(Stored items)
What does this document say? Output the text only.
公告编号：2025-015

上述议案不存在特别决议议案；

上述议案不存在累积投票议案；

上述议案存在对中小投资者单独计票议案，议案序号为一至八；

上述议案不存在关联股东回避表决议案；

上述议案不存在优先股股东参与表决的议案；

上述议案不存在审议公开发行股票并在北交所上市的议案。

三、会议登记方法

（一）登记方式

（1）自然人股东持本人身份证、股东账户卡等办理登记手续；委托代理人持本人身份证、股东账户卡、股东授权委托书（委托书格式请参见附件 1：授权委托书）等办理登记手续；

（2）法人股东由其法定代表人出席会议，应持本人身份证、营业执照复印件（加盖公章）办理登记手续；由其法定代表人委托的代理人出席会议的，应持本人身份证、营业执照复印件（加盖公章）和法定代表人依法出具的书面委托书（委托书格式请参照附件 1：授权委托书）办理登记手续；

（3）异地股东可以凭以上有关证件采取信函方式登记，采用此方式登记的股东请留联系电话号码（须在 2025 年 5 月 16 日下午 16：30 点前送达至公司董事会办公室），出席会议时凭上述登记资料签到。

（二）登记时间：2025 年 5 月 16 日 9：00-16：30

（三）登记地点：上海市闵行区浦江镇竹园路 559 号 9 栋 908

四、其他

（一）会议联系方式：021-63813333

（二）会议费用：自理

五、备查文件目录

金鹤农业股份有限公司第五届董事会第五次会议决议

» **WORK TO COMPLETE**
Reproduce every record, matching each line exactly.

» **SOLUTION FOR THIS PROBLEM**
What does this document say? Output the text only.
公告编号：2025-015

上述议案不存在特别决议议案；

上述议案不存在累积投票议案；

上述议案存在对中小投资者单独计票议案，议案序号为一至八；

上述议案不存在关联股东回避表决议案；

上述议案不存在优先股股东参与表决的议案；

上述议案不存在审议公开发行股票并在北交所上市的议案。

三、会议登记方法

（一）登记方式

（1）自然人股东持本人身份证、股东账户卡等办理登记手续；委托代理人持本人身份证、股东账户卡、股东授权委托书（委托书格式请参见附件 1：授权委托书）等办理登记手续；

（2）法人股东由其法定代表人出席会议，应持本人身份证、营业执照复印件（加盖公章）办理登记手续；由其法定代表人委托的代理人出席会议的，应持本人身份证、营业执照复印件（加盖公章）和法定代表人依法出具的书面委托书（委托书格式请参照附件 1：授权委托书）办理登记手续；

（3）异地股东可以凭以上有关证件采取信函方式登记，采用此方式登记的股东请留联系电话号码（须在 2025 年 5 月 16 日下午 16：30 点前送达至公司董事会办公室），出席会议时凭上述登记资料签到。

（二）登记时间：2025 年 5 月 16 日 9：00-16：30

（三）登记地点：上海市闵行区浦江镇竹园路 559 号 9 栋 908

四、其他

（一）会议联系方式：021-63813333

（二）会议费用：自理

五、备查文件目录

金鹤农业股份有限公司第五届董事会第五次会议决议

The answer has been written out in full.